— WRITTEN TASK —
Reproduce every line of the items below without a single change, omitting the pictures.

— BEGIN —

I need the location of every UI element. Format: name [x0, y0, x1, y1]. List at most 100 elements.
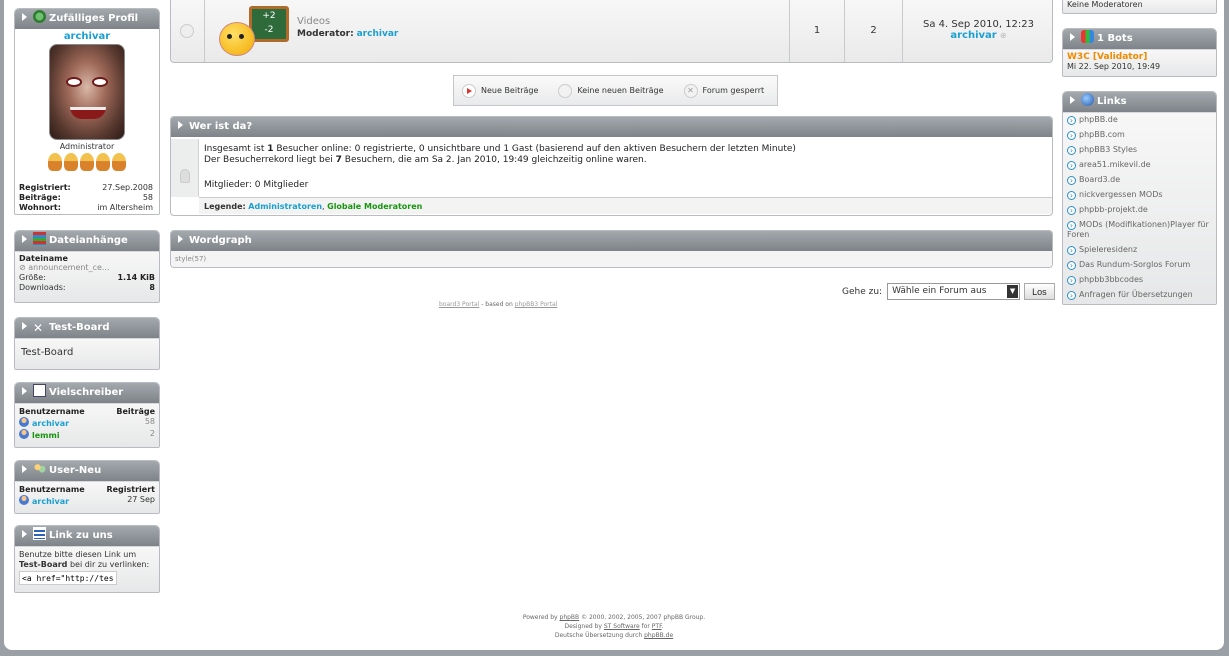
- footer-translation: Deutsche Übersetzung durch phpBB.de: [554, 632, 674, 639]
- ptf-link[interactable]: PTF: [652, 623, 662, 630]
- go-button[interactable]: Los: [1024, 283, 1055, 300]
- chevron-down-icon[interactable]: ▼: [1007, 285, 1019, 298]
- avatar[interactable]: [49, 44, 125, 140]
- footer-powered: Powered by phpBB © 2000, 2002, 2005, 200…: [522, 614, 706, 621]
- jump-to: Gehe zu: Wähle ein Forum aus ▼ Los: [842, 283, 1055, 300]
- portal-credit: board3 Portal - based on phpBB3 Portal: [439, 301, 558, 308]
- box-header: Vielschreiber: [15, 383, 159, 403]
- list-item[interactable]: › nickvergessen MODs: [1067, 190, 1212, 205]
- collapse-arrow-icon[interactable]: [1070, 96, 1075, 104]
- list-item[interactable]: › phpBB.com: [1067, 130, 1212, 145]
- no-new-posts-icon: [180, 24, 194, 38]
- online-members: Mitglieder: 0 Mitglieder: [204, 180, 309, 190]
- collapse-arrow-icon[interactable]: [22, 13, 27, 21]
- link-arrow-icon: ›: [1067, 276, 1076, 285]
- collapse-arrow-icon[interactable]: [178, 235, 183, 243]
- rank-figure-icon: [64, 153, 78, 171]
- forum-select[interactable]: Wähle ein Forum aus ▼: [887, 283, 1021, 300]
- forum-last-post: Sa 4. Sep 2010, 12:23 archivar ⊕: [902, 0, 1052, 62]
- phpbb3-portal-link[interactable]: phpBB3 Portal: [515, 301, 558, 308]
- moderators-text: Keine Moderatoren: [1067, 0, 1143, 9]
- profile-username-link[interactable]: archivar: [64, 31, 110, 42]
- attachment-file-link[interactable]: ⊘ announcement_ce...: [19, 263, 155, 272]
- user-link[interactable]: lemmi: [32, 431, 60, 440]
- user-link[interactable]: archivar: [32, 497, 69, 506]
- attachments-column-header: Dateiname: [19, 254, 68, 263]
- box-title: Dateianhänge: [49, 235, 128, 246]
- moderator-link[interactable]: archivar: [357, 29, 399, 39]
- collapse-arrow-icon[interactable]: [178, 121, 183, 129]
- link-arrow-icon: ›: [1067, 206, 1076, 215]
- user-icon: [19, 429, 29, 439]
- attachment-downloads: Downloads: 8: [19, 283, 155, 292]
- box-header: Links: [1063, 92, 1216, 112]
- list-item[interactable]: › phpBB3 Styles: [1067, 145, 1212, 160]
- list-icon: [33, 527, 46, 540]
- list-item[interactable]: › phpBB.de: [1067, 115, 1212, 130]
- who-is-online-box: Wer ist da? Insgesamt ist 1 Besucher onl…: [170, 116, 1053, 216]
- list-item[interactable]: › Anfragen für Übersetzungen: [1067, 290, 1212, 304]
- link-arrow-icon: ›: [1067, 291, 1076, 300]
- box-header: 1 Bots: [1063, 29, 1216, 49]
- profile-fields: Registriert: 27.Sep.2008 Beiträge: 58 Wohn…: [15, 173, 159, 213]
- rank-icons: [15, 153, 159, 173]
- phpbb-de-link[interactable]: phpBB.de: [644, 632, 673, 639]
- new-users-body: Benutzername Registriert archivar 27 Sep: [15, 481, 159, 513]
- users-icon: [33, 462, 46, 475]
- tools-icon: ✕: [33, 321, 44, 335]
- view-latest-post-icon[interactable]: ⊕: [1000, 31, 1007, 40]
- rank-figure-icon: [96, 153, 110, 171]
- testboard-body: Test-Board: [15, 338, 159, 369]
- link-arrow-icon: ›: [1067, 261, 1076, 270]
- no-new-posts-icon: [558, 83, 573, 98]
- collapse-arrow-icon[interactable]: [22, 235, 27, 243]
- link-arrow-icon: ›: [1067, 221, 1076, 230]
- table-header: Benutzername Registriert: [19, 485, 155, 494]
- user-icon: [19, 417, 29, 427]
- collapse-arrow-icon[interactable]: [22, 322, 27, 330]
- top-posters-body: Benutzername Beiträge archivar 58 lemmi 2: [15, 403, 159, 447]
- list-item[interactable]: › Das Rundum-Sorglos Forum: [1067, 260, 1212, 275]
- list-item[interactable]: › area51.mikevil.de: [1067, 160, 1212, 175]
- list-item[interactable]: › Spieleresidenz: [1067, 245, 1212, 260]
- user-icon: [19, 495, 29, 505]
- collapse-arrow-icon[interactable]: [22, 387, 27, 395]
- forum-info: Videos Moderator: archivar: [297, 16, 398, 39]
- bots-body: W3C [Validator] Mi 22. Sep 2010, 19:49: [1063, 49, 1216, 76]
- legend-no-new-posts: Keine neuen Beiträge: [577, 86, 664, 95]
- random-profile-box: Zufälliges Profil archivar Administrator…: [14, 8, 160, 215]
- links-box: Links › phpBB.de › phpBB.com › phpBB3 Style…: [1062, 91, 1217, 305]
- legend-new-posts: Neue Beiträge: [481, 86, 539, 95]
- st-software-link[interactable]: ST Software: [604, 623, 640, 630]
- box-header: Zufälliges Profil: [15, 9, 159, 29]
- forum-name-link[interactable]: Videos: [297, 16, 398, 27]
- list-item[interactable]: › MODs (Modifikationen)Player für Foren: [1067, 220, 1212, 245]
- legend-admin-link[interactable]: Administratoren: [248, 202, 322, 211]
- box-title: User-Neu: [49, 465, 102, 476]
- online-summary: Insgesamt ist 1 Besucher online: 0 regis…: [204, 144, 796, 154]
- legend-mod-link[interactable]: Globale Moderatoren: [327, 202, 422, 211]
- bot-name[interactable]: W3C [Validator]: [1067, 52, 1212, 62]
- list-item[interactable]: › Board3.de: [1067, 175, 1212, 190]
- list-item[interactable]: › phpbb3bbcodes: [1067, 275, 1212, 290]
- board3-portal-link[interactable]: board3 Portal: [439, 301, 479, 308]
- wordgraph-body: style(57): [171, 251, 1052, 267]
- box-title: Zufälliges Profil: [49, 13, 139, 24]
- moderator-label: Moderator:: [297, 29, 354, 39]
- testboard-text: Test-Board: [21, 347, 74, 358]
- last-post-user-link[interactable]: archivar: [950, 30, 996, 41]
- collapse-arrow-icon[interactable]: [22, 465, 27, 473]
- phpbb-link[interactable]: phpBB: [560, 614, 580, 621]
- wordgraph-word-link[interactable]: style(57): [175, 255, 206, 263]
- collapse-arrow-icon[interactable]: [1070, 33, 1075, 41]
- testboard-box: ✕ Test-Board Test-Board: [14, 317, 160, 370]
- online-record: Der Besucherrekord liegt bei 7 Besuchern…: [204, 155, 647, 165]
- box-title: Wer ist da?: [189, 121, 253, 132]
- list-item[interactable]: › phpbb-projekt.de: [1067, 205, 1212, 220]
- box-header: Wer ist da?: [171, 117, 1052, 137]
- collapse-arrow-icon[interactable]: [22, 530, 27, 538]
- rank-figure-icon: [48, 153, 62, 171]
- forum-status-cell: [171, 0, 205, 62]
- link-code-field[interactable]: [19, 571, 117, 585]
- user-link[interactable]: archivar: [32, 419, 69, 428]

— END —

— OUTPUT FOR THIS TASK —
I need the location of every UI element. Format: name [x0, y0, x1, y1]. List at most 100 elements.
- footer-translation: Deutsche Übersetzung durch phpBB.de: [554, 632, 674, 639]
- ptf-link[interactable]: PTF: [652, 623, 662, 630]
- go-button[interactable]: Los: [1024, 283, 1055, 300]
- chevron-down-icon[interactable]: ▼: [1007, 285, 1019, 298]
- avatar[interactable]: [49, 44, 125, 140]
- footer-powered: Powered by phpBB © 2000, 2002, 2005, 200…: [522, 614, 706, 621]
- jump-to: Gehe zu: Wähle ein Forum aus ▼ Los: [842, 283, 1055, 300]
- portal-credit: board3 Portal - based on phpBB3 Portal: [439, 301, 558, 308]
- box-header: Vielschreiber: [15, 383, 159, 403]
- list-item[interactable]: › nickvergessen MODs: [1067, 190, 1212, 205]
- collapse-arrow-icon[interactable]: [1070, 96, 1075, 104]
- list-item[interactable]: › phpBB.com: [1067, 130, 1212, 145]
- no-new-posts-icon: [180, 24, 194, 38]
- online-members: Mitglieder: 0 Mitglieder: [204, 180, 309, 190]
- collapse-arrow-icon[interactable]: [22, 13, 27, 21]
- link-arrow-icon: ›: [1067, 276, 1076, 285]
- collapse-arrow-icon[interactable]: [178, 235, 183, 243]
- rank-figure-icon: [64, 153, 78, 171]
- forum-select[interactable]: Wähle ein Forum aus ▼: [887, 283, 1021, 300]
- forum-last-post: Sa 4. Sep 2010, 12:23 archivar ⊕: [902, 0, 1052, 62]
- phpbb3-portal-link[interactable]: phpBB3 Portal: [515, 301, 558, 308]
- moderators-text: Keine Moderatoren: [1067, 0, 1143, 9]
- profile-username-link[interactable]: archivar: [64, 31, 110, 42]
- attachment-file-link[interactable]: ⊘ announcement_ce...: [19, 263, 155, 272]
- user-link[interactable]: lemmi: [32, 431, 60, 440]
- user-link[interactable]: archivar: [32, 497, 69, 506]
- attachments-column-header: Dateiname: [19, 254, 68, 263]
- box-title: Dateianhänge: [49, 235, 128, 246]
- moderator-link[interactable]: archivar: [357, 29, 399, 39]
- collapse-arrow-icon[interactable]: [178, 121, 183, 129]
- link-arrow-icon: ›: [1067, 206, 1076, 215]
- user-icon: [19, 429, 29, 439]
- attachment-downloads: Downloads: 8: [19, 283, 155, 292]
- box-header: Links: [1063, 92, 1216, 112]
- list-item[interactable]: › phpBB3 Styles: [1067, 145, 1212, 160]
- list-icon: [33, 527, 46, 540]
- list-item[interactable]: › phpBB.de: [1067, 115, 1212, 130]
- who-is-online-box: Wer ist da? Insgesamt ist 1 Besucher onl…: [170, 116, 1053, 216]
- list-item[interactable]: › Anfragen für Übersetzungen: [1067, 290, 1212, 304]
- link-arrow-icon: ›: [1067, 291, 1076, 300]
- box-header: 1 Bots: [1063, 29, 1216, 49]
- profile-fields: Registriert: 27.Sep.2008 Beiträge: 58 Wohn…: [15, 173, 159, 213]
- rank-icons: [15, 153, 159, 173]
- phpbb-de-link[interactable]: phpBB.de: [644, 632, 673, 639]
- new-users-body: Benutzername Registriert archivar 27 Sep: [15, 481, 159, 513]
- users-icon: [33, 462, 46, 475]
- tools-icon: ✕: [33, 321, 44, 335]
- view-latest-post-icon[interactable]: ⊕: [1000, 31, 1007, 40]
- rank-figure-icon: [96, 153, 110, 171]
- testboard-body: Test-Board: [15, 338, 159, 369]
- link-arrow-icon: ›: [1067, 261, 1076, 270]
- no-new-posts-icon: [558, 83, 573, 98]
- collapse-arrow-icon[interactable]: [22, 235, 27, 243]
- link-arrow-icon: ›: [1067, 221, 1076, 230]
- table-header: Benutzername Registriert: [19, 485, 155, 494]
- user-icon: [19, 417, 29, 427]
- collapse-arrow-icon[interactable]: [22, 322, 27, 330]
- top-posters-body: Benutzername Beiträge archivar 58 lemmi 2: [15, 403, 159, 447]
- list-item[interactable]: › Das Rundum-Sorglos Forum: [1067, 260, 1212, 275]
- list-item[interactable]: › area51.mikevil.de: [1067, 160, 1212, 175]
- list-item[interactable]: › Spieleresidenz: [1067, 245, 1212, 260]
- user-icon: [19, 495, 29, 505]
- collapse-arrow-icon[interactable]: [22, 387, 27, 395]
- forum-info: Videos Moderator: archivar: [297, 16, 398, 39]
- bots-body: W3C [Validator] Mi 22. Sep 2010, 19:49: [1063, 49, 1216, 76]
- legend-no-new-posts: Keine neuen Beiträge: [577, 86, 664, 95]
- random-profile-box: Zufälliges Profil archivar Administrator…: [14, 8, 160, 215]
- links-box: Links › phpBB.de › phpBB.com › phpBB3 Style…: [1062, 91, 1217, 305]
- legend-new-posts: Neue Beiträge: [481, 86, 539, 95]
- st-software-link[interactable]: ST Software: [604, 623, 640, 630]
- box-header: Zufälliges Profil: [15, 9, 159, 29]
- forum-name-link[interactable]: Videos: [297, 16, 398, 27]
- list-item[interactable]: › MODs (Modifikationen)Player für Foren: [1067, 220, 1212, 245]
- legend-admin-link[interactable]: Administratoren: [248, 202, 322, 211]
- box-title: User-Neu: [49, 465, 102, 476]
- online-summary: Insgesamt ist 1 Besucher online: 0 regis…: [204, 144, 796, 154]
- legend-mod-link[interactable]: Globale Moderatoren: [327, 202, 422, 211]
- bot-name[interactable]: W3C [Validator]: [1067, 52, 1212, 62]
- list-item[interactable]: › Board3.de: [1067, 175, 1212, 190]
- list-item[interactable]: › phpbb3bbcodes: [1067, 275, 1212, 290]
- board3-portal-link[interactable]: board3 Portal: [439, 301, 479, 308]
- wordgraph-body: style(57): [171, 251, 1052, 267]
- box-title: Zufälliges Profil: [49, 13, 139, 24]
- moderator-label: Moderator:: [297, 29, 354, 39]
- testboard-text: Test-Board: [21, 347, 74, 358]
- last-post-user-link[interactable]: archivar: [950, 30, 996, 41]
- collapse-arrow-icon[interactable]: [22, 465, 27, 473]
- phpbb-link[interactable]: phpBB: [560, 614, 580, 621]
- wordgraph-word-link[interactable]: style(57): [175, 255, 206, 263]
- collapse-arrow-icon[interactable]: [1070, 33, 1075, 41]
- testboard-box: ✕ Test-Board Test-Board: [14, 317, 160, 370]
- online-record: Der Besucherrekord liegt bei 7 Besuchern…: [204, 155, 647, 165]
- box-title: Wer ist da?: [189, 121, 253, 132]
- list-item[interactable]: › phpbb-projekt.de: [1067, 205, 1212, 220]
- box-header: Wer ist da?: [171, 117, 1052, 137]
- collapse-arrow-icon[interactable]: [22, 530, 27, 538]
- rank-figure-icon: [48, 153, 62, 171]
- forum-status-cell: [171, 0, 205, 62]
- link-code-field[interactable]: [19, 571, 117, 585]
- user-link[interactable]: archivar: [32, 419, 69, 428]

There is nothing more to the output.